* START DATA EXTRACT *

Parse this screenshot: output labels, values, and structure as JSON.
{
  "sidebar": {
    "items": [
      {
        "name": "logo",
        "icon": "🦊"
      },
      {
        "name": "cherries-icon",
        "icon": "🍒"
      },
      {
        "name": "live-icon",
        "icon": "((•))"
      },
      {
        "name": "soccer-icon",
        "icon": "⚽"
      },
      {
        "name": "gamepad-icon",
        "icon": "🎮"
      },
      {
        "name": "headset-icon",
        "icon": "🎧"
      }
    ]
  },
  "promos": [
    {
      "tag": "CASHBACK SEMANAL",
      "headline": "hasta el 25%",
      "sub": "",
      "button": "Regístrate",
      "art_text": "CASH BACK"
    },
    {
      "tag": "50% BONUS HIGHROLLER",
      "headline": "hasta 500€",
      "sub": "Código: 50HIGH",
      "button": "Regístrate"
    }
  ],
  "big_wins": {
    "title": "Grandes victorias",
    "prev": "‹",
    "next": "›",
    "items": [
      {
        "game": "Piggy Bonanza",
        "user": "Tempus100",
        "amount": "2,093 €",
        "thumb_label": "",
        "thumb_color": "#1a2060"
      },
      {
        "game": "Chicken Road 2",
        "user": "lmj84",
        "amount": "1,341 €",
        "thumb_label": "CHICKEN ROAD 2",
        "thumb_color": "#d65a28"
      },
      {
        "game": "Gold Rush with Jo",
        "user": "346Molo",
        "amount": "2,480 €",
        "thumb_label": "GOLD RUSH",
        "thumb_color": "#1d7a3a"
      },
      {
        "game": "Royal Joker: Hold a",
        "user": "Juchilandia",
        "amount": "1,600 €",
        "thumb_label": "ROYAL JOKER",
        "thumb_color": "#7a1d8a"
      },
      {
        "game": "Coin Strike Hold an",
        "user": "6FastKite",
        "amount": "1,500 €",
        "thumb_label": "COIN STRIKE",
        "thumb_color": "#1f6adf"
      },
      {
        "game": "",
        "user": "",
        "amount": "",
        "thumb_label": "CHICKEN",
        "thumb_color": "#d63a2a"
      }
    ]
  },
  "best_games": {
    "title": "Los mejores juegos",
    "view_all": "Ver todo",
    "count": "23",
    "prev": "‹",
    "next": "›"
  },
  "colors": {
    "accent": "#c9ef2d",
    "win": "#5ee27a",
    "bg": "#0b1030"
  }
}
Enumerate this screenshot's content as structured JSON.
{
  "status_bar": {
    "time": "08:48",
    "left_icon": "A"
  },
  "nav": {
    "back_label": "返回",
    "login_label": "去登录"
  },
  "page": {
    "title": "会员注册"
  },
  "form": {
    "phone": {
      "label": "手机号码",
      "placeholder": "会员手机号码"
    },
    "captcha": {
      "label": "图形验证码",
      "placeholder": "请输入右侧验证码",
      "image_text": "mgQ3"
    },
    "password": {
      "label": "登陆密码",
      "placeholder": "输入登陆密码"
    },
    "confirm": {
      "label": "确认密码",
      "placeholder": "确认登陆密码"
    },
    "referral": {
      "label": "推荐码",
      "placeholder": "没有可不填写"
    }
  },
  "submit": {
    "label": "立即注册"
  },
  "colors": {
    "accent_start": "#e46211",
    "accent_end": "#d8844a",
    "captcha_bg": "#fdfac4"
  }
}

* END DATA EXTRACT *

WHAT NEEDS TO BE DONE
Which lines hold the word "this"? Return all of them from the records above.

FINISHED ANSWER
Parse this screenshot: output labels, values, and structure as JSON.
Enumerate this screenshot's content as structured JSON.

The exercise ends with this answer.